• [Material to process]:
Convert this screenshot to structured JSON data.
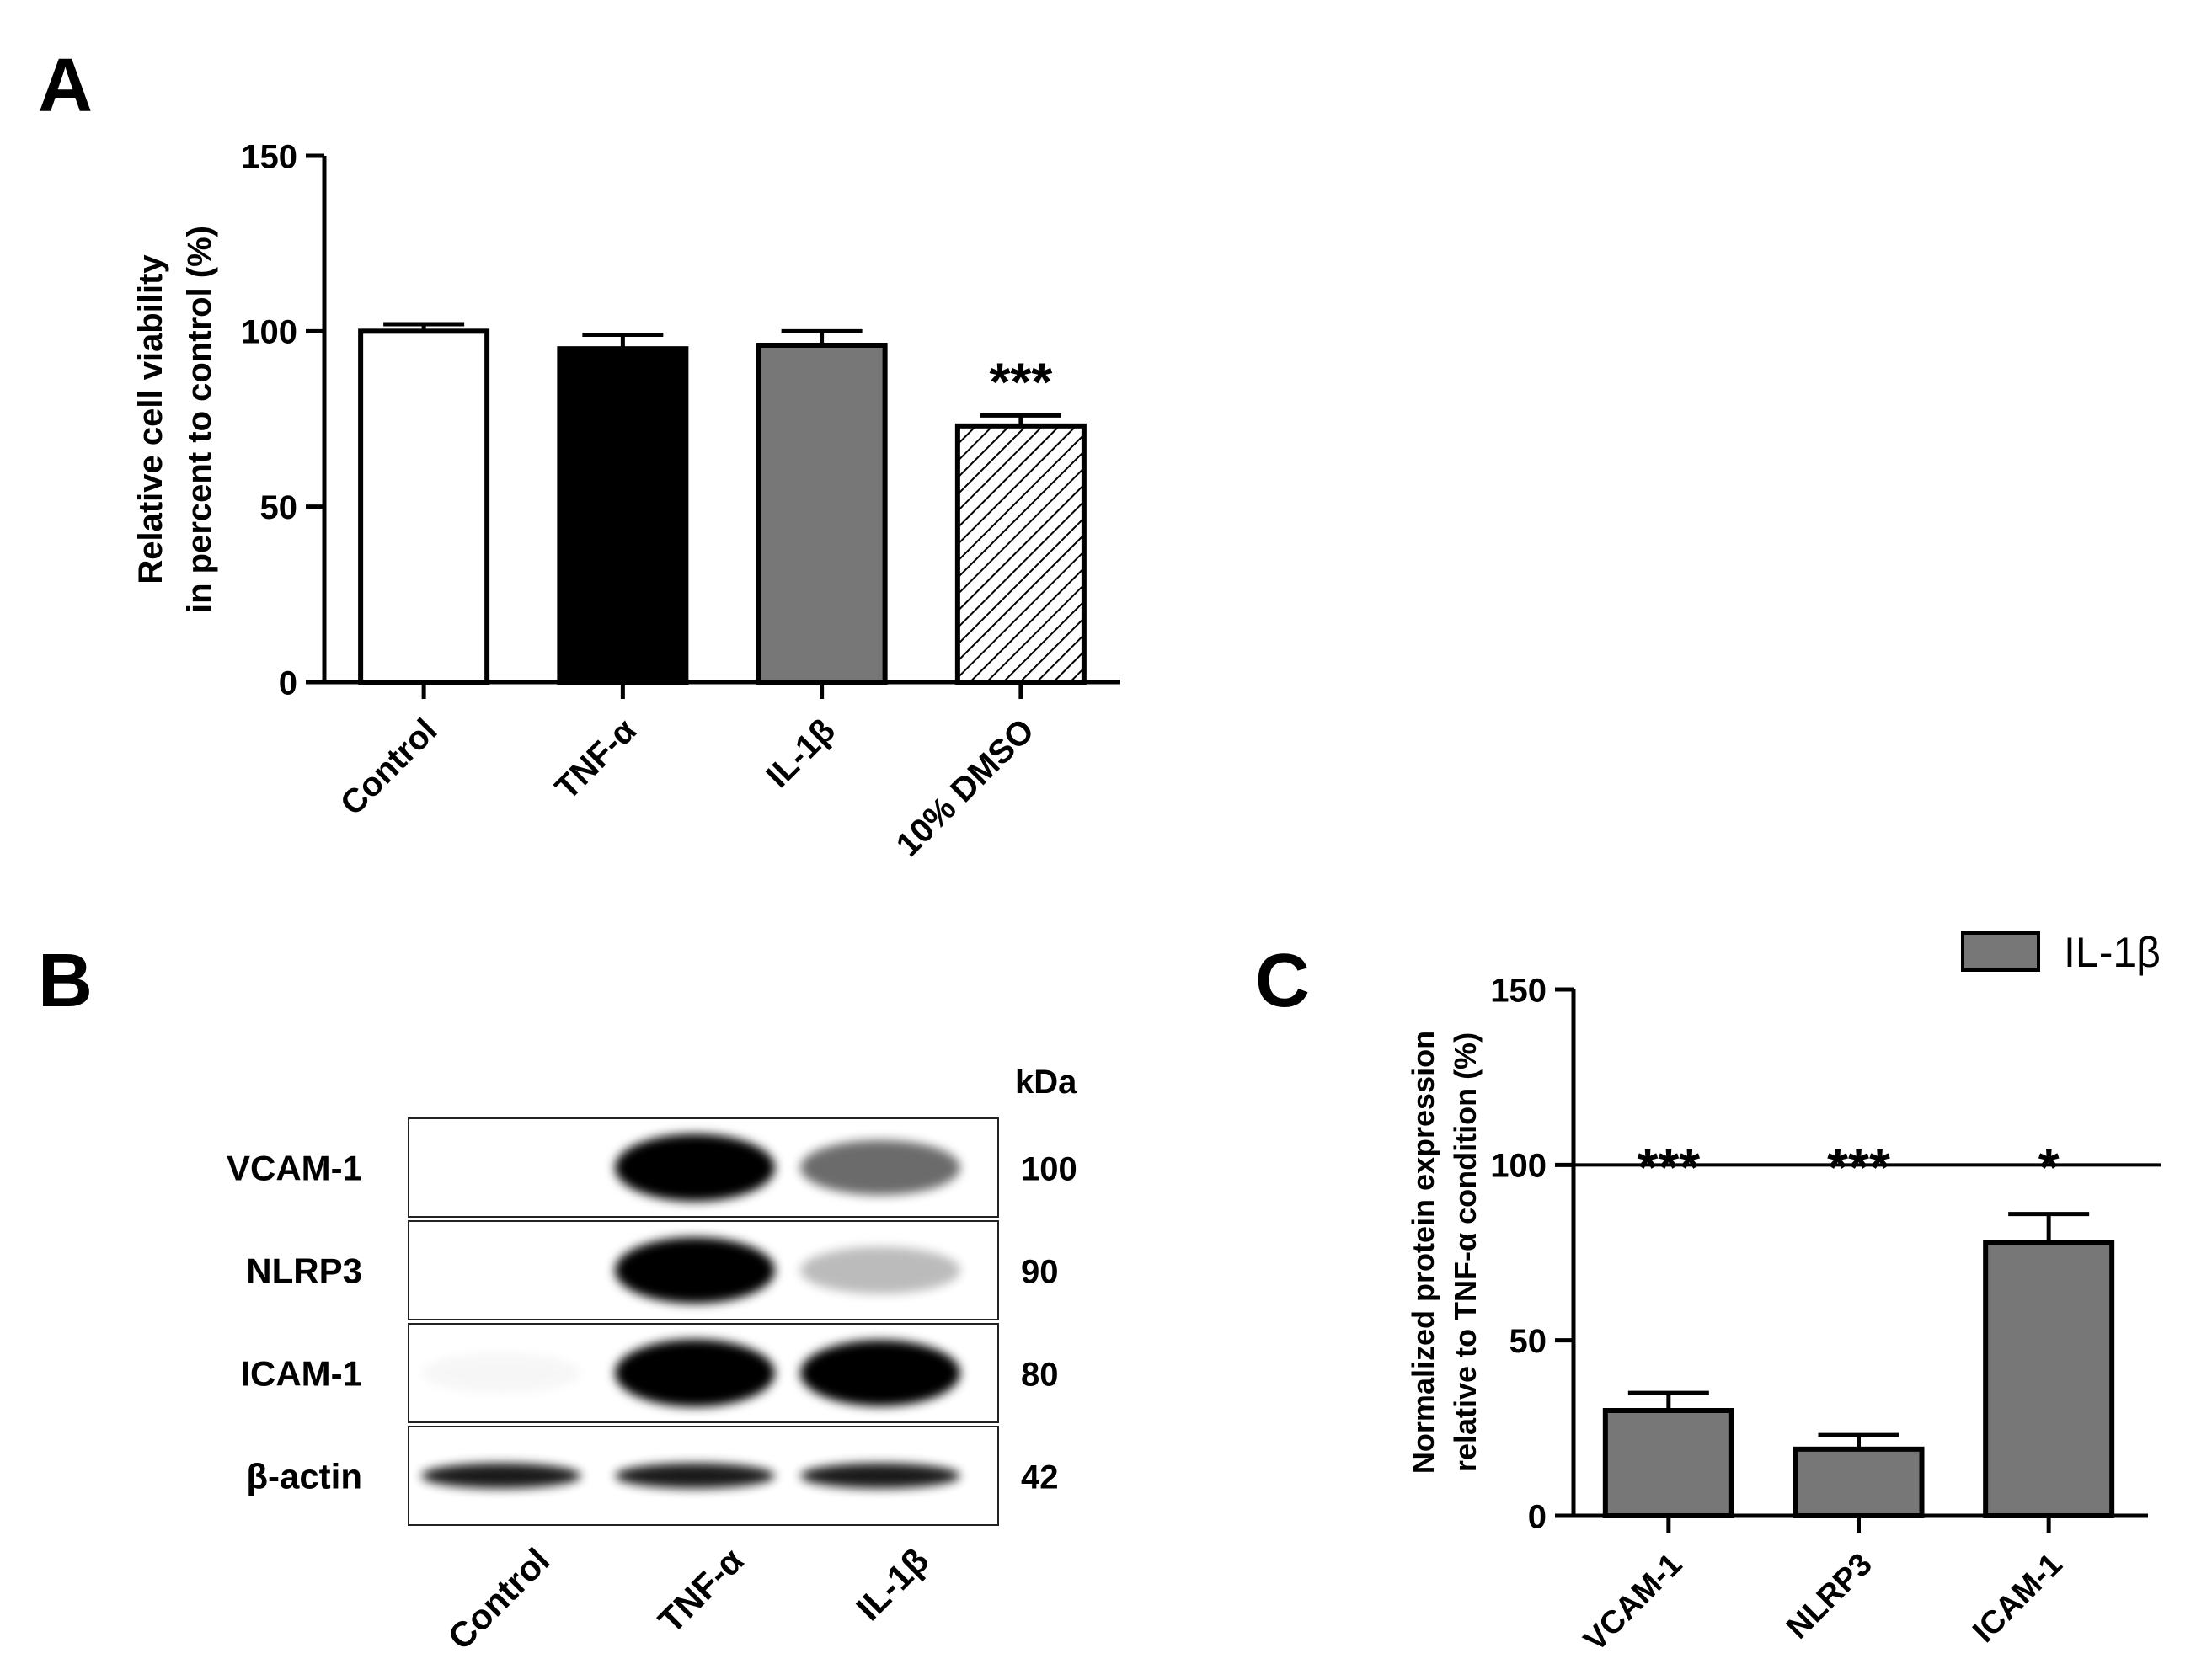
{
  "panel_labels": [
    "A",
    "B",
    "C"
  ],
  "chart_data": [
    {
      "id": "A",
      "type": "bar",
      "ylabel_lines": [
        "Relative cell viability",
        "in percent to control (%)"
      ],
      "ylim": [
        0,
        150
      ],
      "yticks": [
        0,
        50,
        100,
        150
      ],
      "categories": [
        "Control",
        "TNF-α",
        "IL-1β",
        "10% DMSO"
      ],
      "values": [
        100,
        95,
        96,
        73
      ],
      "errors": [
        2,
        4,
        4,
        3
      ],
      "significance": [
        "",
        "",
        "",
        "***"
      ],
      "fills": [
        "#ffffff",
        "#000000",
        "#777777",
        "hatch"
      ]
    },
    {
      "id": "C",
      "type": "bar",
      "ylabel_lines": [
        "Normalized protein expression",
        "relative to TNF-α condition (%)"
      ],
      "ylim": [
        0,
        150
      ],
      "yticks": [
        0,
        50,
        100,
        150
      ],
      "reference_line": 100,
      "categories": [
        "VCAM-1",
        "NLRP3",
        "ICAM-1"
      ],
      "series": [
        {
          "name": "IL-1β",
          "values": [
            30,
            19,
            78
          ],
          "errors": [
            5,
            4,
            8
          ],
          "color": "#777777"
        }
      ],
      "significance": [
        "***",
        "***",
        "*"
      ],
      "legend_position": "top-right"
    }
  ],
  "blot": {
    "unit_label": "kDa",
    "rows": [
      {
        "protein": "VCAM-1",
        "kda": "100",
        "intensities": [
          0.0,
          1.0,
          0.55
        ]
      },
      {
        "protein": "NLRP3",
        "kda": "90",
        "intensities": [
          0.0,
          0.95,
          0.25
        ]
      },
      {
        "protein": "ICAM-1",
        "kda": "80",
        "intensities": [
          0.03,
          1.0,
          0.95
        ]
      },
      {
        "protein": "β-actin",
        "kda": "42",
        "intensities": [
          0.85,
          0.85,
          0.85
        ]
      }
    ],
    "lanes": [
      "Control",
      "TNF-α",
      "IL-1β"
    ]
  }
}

• [Goal of the exercise]: Only the pictures should be left out; the rest of the material above must be repeated exactly.

• [Solution to this exercise]:
Convert this screenshot to structured JSON data.
{
  "panel_labels": [
    "A",
    "B",
    "C"
  ],
  "chart_data": [
    {
      "id": "A",
      "type": "bar",
      "ylabel_lines": [
        "Relative cell viability",
        "in percent to control (%)"
      ],
      "ylim": [
        0,
        150
      ],
      "yticks": [
        0,
        50,
        100,
        150
      ],
      "categories": [
        "Control",
        "TNF-α",
        "IL-1β",
        "10% DMSO"
      ],
      "values": [
        100,
        95,
        96,
        73
      ],
      "errors": [
        2,
        4,
        4,
        3
      ],
      "significance": [
        "",
        "",
        "",
        "***"
      ],
      "fills": [
        "#ffffff",
        "#000000",
        "#777777",
        "hatch"
      ]
    },
    {
      "id": "C",
      "type": "bar",
      "ylabel_lines": [
        "Normalized protein expression",
        "relative to TNF-α condition (%)"
      ],
      "ylim": [
        0,
        150
      ],
      "yticks": [
        0,
        50,
        100,
        150
      ],
      "reference_line": 100,
      "categories": [
        "VCAM-1",
        "NLRP3",
        "ICAM-1"
      ],
      "series": [
        {
          "name": "IL-1β",
          "values": [
            30,
            19,
            78
          ],
          "errors": [
            5,
            4,
            8
          ],
          "color": "#777777"
        }
      ],
      "significance": [
        "***",
        "***",
        "*"
      ],
      "legend_position": "top-right"
    }
  ],
  "blot": {
    "unit_label": "kDa",
    "rows": [
      {
        "protein": "VCAM-1",
        "kda": "100",
        "intensities": [
          0.0,
          1.0,
          0.55
        ]
      },
      {
        "protein": "NLRP3",
        "kda": "90",
        "intensities": [
          0.0,
          0.95,
          0.25
        ]
      },
      {
        "protein": "ICAM-1",
        "kda": "80",
        "intensities": [
          0.03,
          1.0,
          0.95
        ]
      },
      {
        "protein": "β-actin",
        "kda": "42",
        "intensities": [
          0.85,
          0.85,
          0.85
        ]
      }
    ],
    "lanes": [
      "Control",
      "TNF-α",
      "IL-1β"
    ]
  }
}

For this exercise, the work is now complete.